What the exercise asks: Render every line of the listing below as a Markdown table with the columns "Row" and "Line", skipping blank lines. Leave out the pictures.

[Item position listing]
-- Begin --

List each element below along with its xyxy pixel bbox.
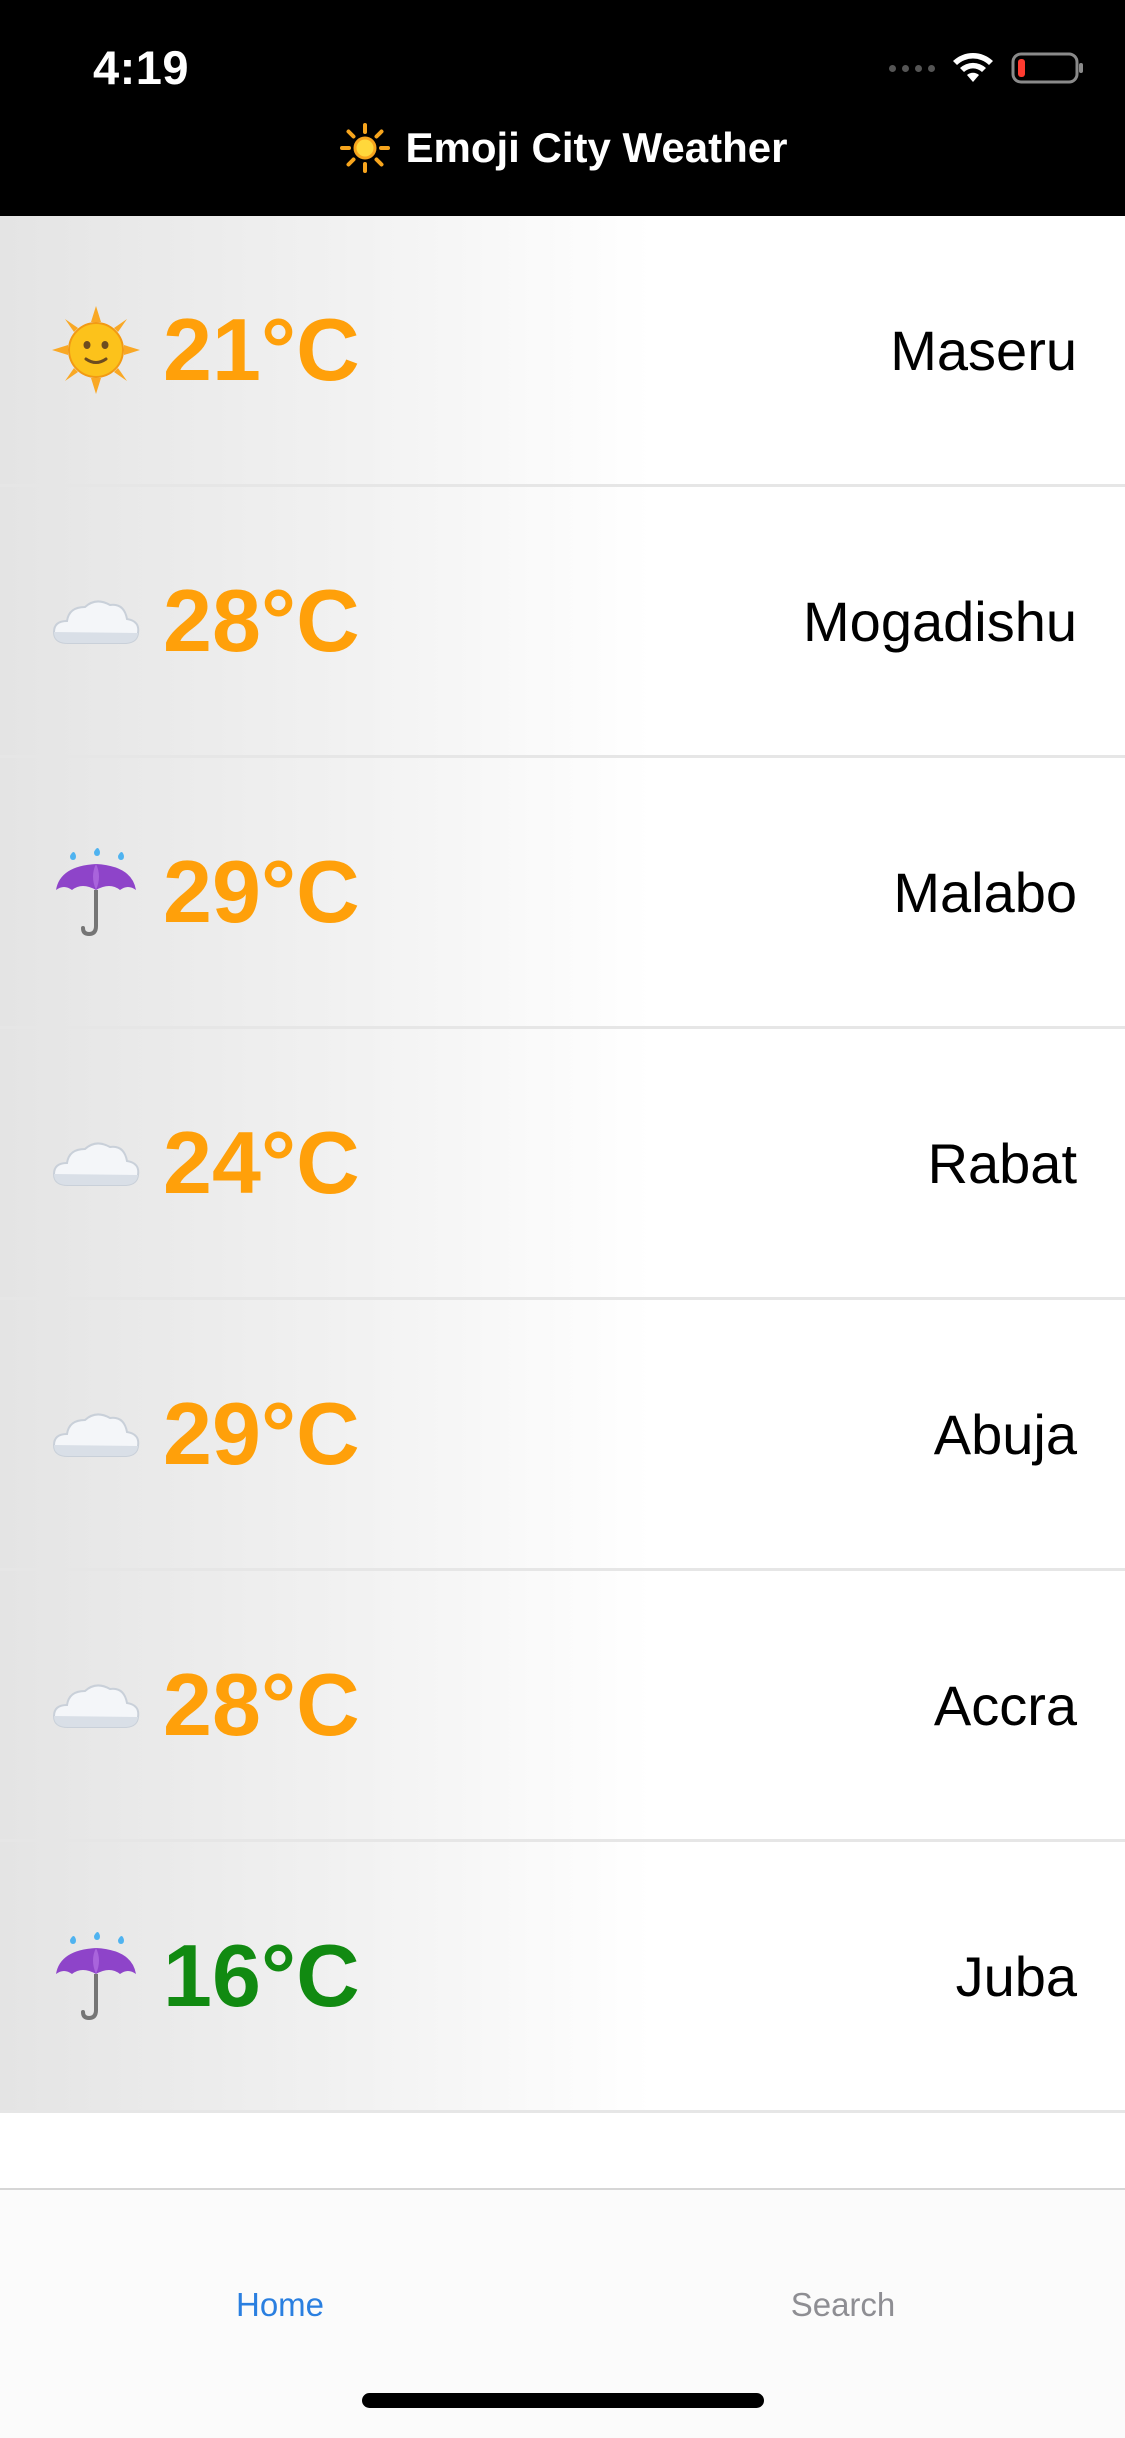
cloud-icon <box>50 1571 142 1839</box>
city-name: Juba <box>955 1944 1077 2008</box>
city-row[interactable]: 21°C Maseru <box>0 216 1125 487</box>
temperature: 16°C <box>163 1926 360 2025</box>
city-name: Abuja <box>933 1402 1077 1466</box>
sun-icon <box>339 123 390 173</box>
home-indicator[interactable] <box>362 2393 764 2408</box>
cloud-icon <box>50 1029 142 1297</box>
status-icons <box>889 48 1085 88</box>
umbrella-rain-icon <box>50 758 142 1026</box>
tab-home[interactable]: Home <box>130 2286 430 2324</box>
city-name: Rabat <box>927 1131 1077 1195</box>
umbrella-rain-icon <box>50 1842 142 2110</box>
city-row[interactable]: 28°C Accra <box>0 1571 1125 1842</box>
temperature: 21°C <box>163 300 360 399</box>
battery-low-icon <box>1011 52 1083 84</box>
title-row: Emoji City Weather <box>0 118 1125 178</box>
temperature: 29°C <box>163 842 360 941</box>
tab-search[interactable]: Search <box>693 2286 993 2324</box>
cloud-icon <box>50 1300 142 1568</box>
sun-face-icon <box>50 216 142 484</box>
temperature: 29°C <box>163 1384 360 1483</box>
city-row[interactable]: 28°C Mogadishu <box>0 487 1125 758</box>
temperature: 28°C <box>163 1655 360 1754</box>
city-weather-list[interactable]: 21°C Maseru 28°C Mogadishu 29°C Malabo 2… <box>0 216 1125 2113</box>
city-name: Malabo <box>893 860 1077 924</box>
city-name: Maseru <box>890 318 1077 382</box>
wifi-icon <box>953 53 993 82</box>
city-name: Mogadishu <box>803 589 1077 653</box>
status-time: 4:19 <box>93 41 190 94</box>
city-row[interactable]: 29°C Abuja <box>0 1300 1125 1571</box>
cloud-icon <box>50 487 142 755</box>
city-row[interactable]: 24°C Rabat <box>0 1029 1125 1300</box>
app-header: 4:19 Emoji City Weather <box>0 0 1125 216</box>
cellular-signal-icon <box>889 64 935 72</box>
city-row[interactable]: 29°C Malabo <box>0 758 1125 1029</box>
city-name: Accra <box>933 1673 1077 1737</box>
temperature: 24°C <box>163 1113 360 1212</box>
city-row[interactable]: 16°C Juba <box>0 1842 1125 2113</box>
temperature: 28°C <box>163 571 360 670</box>
app-title: Emoji City Weather <box>405 124 788 171</box>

-- End --

Solution to this task:
| Row | Line |
|---|---|
| 1 | List each element below along with its xyxy pixel bbox. |
| 2 | cloud-icon <box>50 1571 142 1839</box> |
| 3 | city-name: Juba <box>955 1944 1077 2008</box> |
| 4 | city-row[interactable]: 21°C Maseru <box>0 216 1125 487</box> |
| 5 | temperature: 16°C <box>163 1926 360 2025</box> |
| 6 | city-name: Abuja <box>933 1402 1077 1466</box> |
| 7 | sun-icon <box>339 123 390 173</box> |
| 8 | home-indicator[interactable] <box>362 2393 764 2408</box> |
| 9 | cloud-icon <box>50 1029 142 1297</box> |
| 10 | status-icons <box>889 48 1085 88</box> |
| 11 | umbrella-rain-icon <box>50 758 142 1026</box> |
| 12 | tab-home[interactable]: Home <box>130 2286 430 2324</box> |
| 13 | city-name: Rabat <box>927 1131 1077 1195</box> |
| 14 | umbrella-rain-icon <box>50 1842 142 2110</box> |
| 15 | city-row[interactable]: 28°C Accra <box>0 1571 1125 1842</box> |
| 16 | temperature: 21°C <box>163 300 360 399</box> |
| 17 | battery-low-icon <box>1011 52 1083 84</box> |
| 18 | title-row: Emoji City Weather <box>0 118 1125 178</box> |
| 19 | temperature: 29°C <box>163 842 360 941</box> |
| 20 | tab-search[interactable]: Search <box>693 2286 993 2324</box> |
| 21 | cloud-icon <box>50 1300 142 1568</box> |
| 22 | sun-face-icon <box>50 216 142 484</box> |
| 23 | temperature: 29°C <box>163 1384 360 1483</box> |
| 24 | city-row[interactable]: 28°C Mogadishu <box>0 487 1125 758</box> |
| 25 | temperature: 28°C <box>163 1655 360 1754</box> |
| 26 | city-weather-list[interactable]: 21°C Maseru 28°C Mogadishu 29°C Malabo 2… <box>0 216 1125 2113</box> |
| 27 | city-name: Malabo <box>893 860 1077 924</box> |
| 28 | city-name: Maseru <box>890 318 1077 382</box> |
| 29 | wifi-icon <box>953 53 993 82</box> |
| 30 | city-name: Mogadishu <box>803 589 1077 653</box> |
| 31 | status-time: 4:19 <box>93 41 190 94</box> |
| 32 | city-row[interactable]: 29°C Abuja <box>0 1300 1125 1571</box> |
| 33 | cloud-icon <box>50 487 142 755</box> |
| 34 | city-row[interactable]: 24°C Rabat <box>0 1029 1125 1300</box> |
| 35 | app-header: 4:19 Emoji City Weather <box>0 0 1125 216</box> |
| 36 | cellular-signal-icon <box>889 64 935 72</box> |
| 37 | city-row[interactable]: 29°C Malabo <box>0 758 1125 1029</box> |
| 38 | city-name: Accra <box>933 1673 1077 1737</box> |
| 39 | temperature: 24°C <box>163 1113 360 1212</box> |
| 40 | city-row[interactable]: 16°C Juba <box>0 1842 1125 2113</box> |
| 41 | temperature: 28°C <box>163 571 360 670</box> |
| 42 | app-title: Emoji City Weather <box>405 124 788 171</box> |